Kurzaufgabe 1.
Welche Zeitformen sollen laut dem Text zur Leichten Sprache ausschließlich verwendet werden?
Kurzaufgabe 2.
Schreibe den Text zur Leichten Sprache im Anschluss an seinen letzten Aufzählungspunkt weiter.

Textauszug.
┄┄┄┄┄┄
Laut DIN SPEC 33429:2023-04 richtet sich die Leichte Sprache an Menschen mit Lernschwierigkeiten: Durch „Übersetzung“ in Leichte Sprache können anspruchsvolle Texte sowohl inhaltlich als auch sprachlich so vereinfacht werden, dass sie für Menschen mit Lernschwierigkeiten keine Kommunikationsbarriere mehr darstellen. Linguistisch zeichnet sich die Leichte Sprache durch Vereinfachungen im Satzbau und Vokabular und eine Reduktion der verfügbaren sprachlichen Mittel aus (beispielsweise wird empfohlen, nur die Tempora Präsens und Perfekt zu verwenden; Präteritum, Plusquamperfekt und Futur sollen vermieden werden). Diese Einschränkungen sollen es Menschen, denen die Aufnahme und Verarbeitung von Informationen schwerfällt, dennoch ermöglichen, Texte zu lesen und zu verstehen und damit am gesellschaftlichen Leben teilzunehmen (einen ausgezeichneten Überblick über unterschiedliche Aspekte der Leichten Sprache und Textverständlichkeit bieten Bock und Pappert, 2022).

Was Regeln und Empfehlungen wie die der DIN SPEC zu suggerieren scheinen, ist, dass „Verständlichkeit“ bereits durch die Einhaltung einer Handvoll relativ simpler Regeln herzustellen sei. Dies wäre aber nur der Fall, wenn die „Menschen mit Lernschwierigkeiten“ eine homogene Gruppe wären, was ganz klar nicht der Fall ist, denn besagte Schwierigkeiten können unterschiedliche Ursachen und Ausprägungen haben, zumal alle Menschen im Laufe ihres Lebens zahlreiche individuelle Erfahrungen machen, die sich auf ihre Kenntnisse und Fähigkeiten niederschlagen. Grundsätzlich mag es also Leser und Leserinnen geben, deren Bedürfnisse durch die Leichte Sprache optimal bedient werden. Dies wird aber nicht immer der Fall sein: Aus der psycholinguistischen Leseforschung wissen wir zudem seit Langem, dass Lesen und Verstehen an ein ganzes Konglomerat komplexer Prozesse geknüpft sind, z. B.:

  • die visuelle Wahrnehmung sprachlicher Zeichen,
  • die korrekte linguistische Analyse von Sätzen und Texten auf den Ebenen des Wortschatzes, des Satzbaus und der Grammatik,
  • die Speicherung des bereits Gelesenen im Kurzzeitgedächtnis mindestens so lange, bis eine lokale Teilanalyse und -interpretation vorliegt,
  • die Integration in den bereits vorhandenen Wissensbestand bzw. vorab das Füllen von Wissenslücken, wenn dies für das Verständnis des Textes erforderlich ist,
  • bei handlungsanweisenden Texten: die Übertragung des Gelesenen in eine konkrete und im Sinne der Zielerreichung korrekte Aktion.
┄┄┄┄┄┄
Auflistung.
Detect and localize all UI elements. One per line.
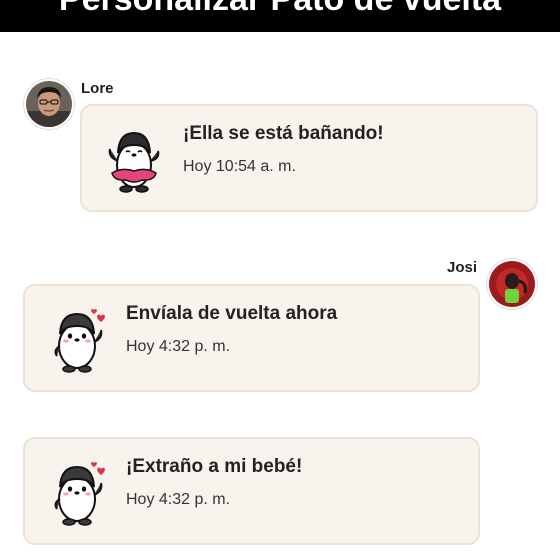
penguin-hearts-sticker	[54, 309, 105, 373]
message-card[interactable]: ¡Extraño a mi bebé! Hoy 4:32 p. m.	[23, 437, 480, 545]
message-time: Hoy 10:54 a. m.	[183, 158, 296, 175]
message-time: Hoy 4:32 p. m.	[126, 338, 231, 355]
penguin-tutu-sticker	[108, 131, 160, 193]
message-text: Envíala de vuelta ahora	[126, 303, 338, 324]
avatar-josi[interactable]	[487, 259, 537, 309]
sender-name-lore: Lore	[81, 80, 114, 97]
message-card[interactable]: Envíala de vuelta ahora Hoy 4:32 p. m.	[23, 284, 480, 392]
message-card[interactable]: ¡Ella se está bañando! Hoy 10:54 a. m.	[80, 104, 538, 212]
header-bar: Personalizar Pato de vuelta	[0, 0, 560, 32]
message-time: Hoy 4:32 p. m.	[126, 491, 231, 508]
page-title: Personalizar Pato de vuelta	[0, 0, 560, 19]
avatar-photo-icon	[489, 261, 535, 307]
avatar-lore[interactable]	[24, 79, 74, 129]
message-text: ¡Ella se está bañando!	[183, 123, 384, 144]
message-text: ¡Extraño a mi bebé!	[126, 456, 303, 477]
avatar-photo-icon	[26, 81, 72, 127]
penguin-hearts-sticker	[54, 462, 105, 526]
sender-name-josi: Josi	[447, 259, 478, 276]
┄┄┄┄┄┄
Ausgabe 1.
Präsens und Perfekt.

Ausgabe 2.
Im Hinblick auf die Nutzerinnen und Nutzer der Leichten Sprache lässt sich kaum vorhersagen, wie die o. g. Fähigkeiten bei unterschiedlichen Personen jeweils ausgeprägt sind – hier wird es, wie auch in der übrigen Bevölkerung, eine Vielzahl von Abstufungen geben. Deutlich wird jedoch aus unserer Analyse, dass von unterschiedlichen Aspekten der Sprachvereinfachung ganz unterschiedliche und potenziell sehr viele Menschen profitieren können, wenn „Verständlichkeit“ dynamisch aufgefasst und nicht ausschließlich auf die Einhaltung der Regeln der Leichten Sprache reduziert wird:

  • Barrierefreie Darstellungsmittel wie eine größere Schrift, größere Zeilenabstände oder auch eine Vorlesefunktion können Menschen mit Wahrnehmungsproblemen wie beispielsweise einer Sehschwäche oder möglicherweise auch einer Legasthenie helfen. Eine moderate Sprachvereinfachung könnte zudem die Vorlesbarkeit von Texten verbessern.
  • Einfache sprachliche Strukturen sind für alle Menschen leichter zu verarbeiten als komplexe Strukturen. Die Leichte Sprache macht dies für Menschen mit Lernschwierigkeiten besonders deutlich. Allerdings können auch Menschen, deren sprachliche Fähigkeiten noch nicht ausreichen, um komplexe Texte zu verarbeiten – beispielsweise Kinder oder Sprachlerner – ebenfalls von einer milderen Reduktion der sprachlichen Komplexität profitieren.
  • Probleme mit der Integration des Gelesenen im Kurzzeitgedächtnis können nicht nur Menschen mit Lernschwierigkeiten haben, sondern auch ältere Menschen, insbesondere wenn sie unter einer neurodegenerativen Erkrankung leiden, oder Menschen mit Lese-Rechtschreibschwäche. Hier helfen visuelle und sprachliche Gliederungssignale im Text und eine logische und einfach nachvollziehbare Strukturierung der Information.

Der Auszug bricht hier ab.